-- BEGIN Given entries --
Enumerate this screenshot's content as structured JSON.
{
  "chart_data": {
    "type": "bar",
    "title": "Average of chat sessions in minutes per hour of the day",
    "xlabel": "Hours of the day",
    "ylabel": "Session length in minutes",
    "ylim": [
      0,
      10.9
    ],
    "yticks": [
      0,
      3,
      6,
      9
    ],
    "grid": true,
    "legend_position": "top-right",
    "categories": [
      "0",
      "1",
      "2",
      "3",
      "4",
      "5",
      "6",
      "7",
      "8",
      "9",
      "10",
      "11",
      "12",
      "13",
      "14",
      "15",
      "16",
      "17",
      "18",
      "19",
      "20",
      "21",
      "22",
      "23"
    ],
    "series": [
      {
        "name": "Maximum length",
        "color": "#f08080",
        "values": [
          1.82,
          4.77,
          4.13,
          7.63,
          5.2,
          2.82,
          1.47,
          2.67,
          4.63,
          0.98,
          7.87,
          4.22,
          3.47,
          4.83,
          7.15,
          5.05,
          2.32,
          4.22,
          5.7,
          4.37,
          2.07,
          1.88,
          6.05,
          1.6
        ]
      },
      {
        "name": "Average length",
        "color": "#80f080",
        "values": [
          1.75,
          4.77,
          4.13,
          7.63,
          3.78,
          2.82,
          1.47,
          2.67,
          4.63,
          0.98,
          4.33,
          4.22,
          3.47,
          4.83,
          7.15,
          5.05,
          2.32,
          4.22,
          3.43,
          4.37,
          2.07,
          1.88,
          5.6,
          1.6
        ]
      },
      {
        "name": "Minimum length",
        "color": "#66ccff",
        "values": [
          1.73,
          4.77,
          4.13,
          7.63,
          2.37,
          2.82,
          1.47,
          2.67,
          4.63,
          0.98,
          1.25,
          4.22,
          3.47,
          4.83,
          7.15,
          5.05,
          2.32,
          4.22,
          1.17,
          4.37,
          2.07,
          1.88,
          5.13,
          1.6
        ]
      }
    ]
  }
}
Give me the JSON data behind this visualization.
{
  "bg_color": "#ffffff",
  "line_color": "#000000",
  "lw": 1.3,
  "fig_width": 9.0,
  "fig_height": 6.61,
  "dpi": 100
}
-- END Given entries --
## What is required:
Within the entries above, how many lines contain "this"? Respond with the number only.

## Task response:
2